Goal => Select all lines in the records that include "JSON".

Excerpted records =>
--*--

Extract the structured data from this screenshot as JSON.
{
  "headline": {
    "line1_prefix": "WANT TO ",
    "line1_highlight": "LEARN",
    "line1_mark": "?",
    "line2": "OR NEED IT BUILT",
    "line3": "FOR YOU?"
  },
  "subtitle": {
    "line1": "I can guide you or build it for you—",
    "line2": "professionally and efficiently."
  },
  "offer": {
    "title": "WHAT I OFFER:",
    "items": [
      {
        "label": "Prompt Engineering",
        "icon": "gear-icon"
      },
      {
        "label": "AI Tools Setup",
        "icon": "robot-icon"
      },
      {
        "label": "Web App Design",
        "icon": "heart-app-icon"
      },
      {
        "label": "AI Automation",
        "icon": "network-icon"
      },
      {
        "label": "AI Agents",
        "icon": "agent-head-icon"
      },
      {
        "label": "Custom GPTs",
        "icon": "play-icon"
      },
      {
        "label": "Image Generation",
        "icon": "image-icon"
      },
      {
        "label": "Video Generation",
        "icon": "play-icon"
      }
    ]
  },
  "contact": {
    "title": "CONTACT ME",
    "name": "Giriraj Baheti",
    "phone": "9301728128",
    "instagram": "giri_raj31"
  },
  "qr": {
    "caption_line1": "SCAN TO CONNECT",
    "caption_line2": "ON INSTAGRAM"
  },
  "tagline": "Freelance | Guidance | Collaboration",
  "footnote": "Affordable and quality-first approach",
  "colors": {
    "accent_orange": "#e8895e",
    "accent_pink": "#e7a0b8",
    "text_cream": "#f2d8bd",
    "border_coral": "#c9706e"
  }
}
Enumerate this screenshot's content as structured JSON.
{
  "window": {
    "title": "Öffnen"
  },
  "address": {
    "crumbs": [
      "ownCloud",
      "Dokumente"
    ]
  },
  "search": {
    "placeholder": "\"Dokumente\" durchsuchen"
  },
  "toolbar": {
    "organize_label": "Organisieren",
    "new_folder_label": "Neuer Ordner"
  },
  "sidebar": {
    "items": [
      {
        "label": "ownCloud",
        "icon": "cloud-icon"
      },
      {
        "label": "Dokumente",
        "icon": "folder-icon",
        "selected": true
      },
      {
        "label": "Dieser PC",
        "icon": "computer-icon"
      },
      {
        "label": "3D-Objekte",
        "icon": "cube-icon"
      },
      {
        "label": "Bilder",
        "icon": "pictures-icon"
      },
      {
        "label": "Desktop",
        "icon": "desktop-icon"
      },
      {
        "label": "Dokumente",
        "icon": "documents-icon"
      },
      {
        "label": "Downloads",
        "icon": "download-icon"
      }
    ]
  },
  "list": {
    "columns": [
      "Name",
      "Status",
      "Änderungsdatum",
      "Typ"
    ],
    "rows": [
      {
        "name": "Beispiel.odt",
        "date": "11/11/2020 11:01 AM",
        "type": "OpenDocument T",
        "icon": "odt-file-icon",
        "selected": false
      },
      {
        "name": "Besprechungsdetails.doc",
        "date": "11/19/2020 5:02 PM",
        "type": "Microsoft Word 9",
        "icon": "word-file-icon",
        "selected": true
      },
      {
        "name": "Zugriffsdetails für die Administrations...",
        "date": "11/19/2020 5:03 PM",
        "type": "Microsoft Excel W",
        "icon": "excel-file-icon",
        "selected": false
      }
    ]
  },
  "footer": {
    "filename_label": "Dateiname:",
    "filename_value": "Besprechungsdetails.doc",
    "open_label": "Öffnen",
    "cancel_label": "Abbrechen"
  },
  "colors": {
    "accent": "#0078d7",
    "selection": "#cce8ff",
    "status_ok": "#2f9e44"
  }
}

--*--

Worked answer =>
Extract the structured data from this screenshot as JSON.
Enumerate this screenshot's content as structured JSON.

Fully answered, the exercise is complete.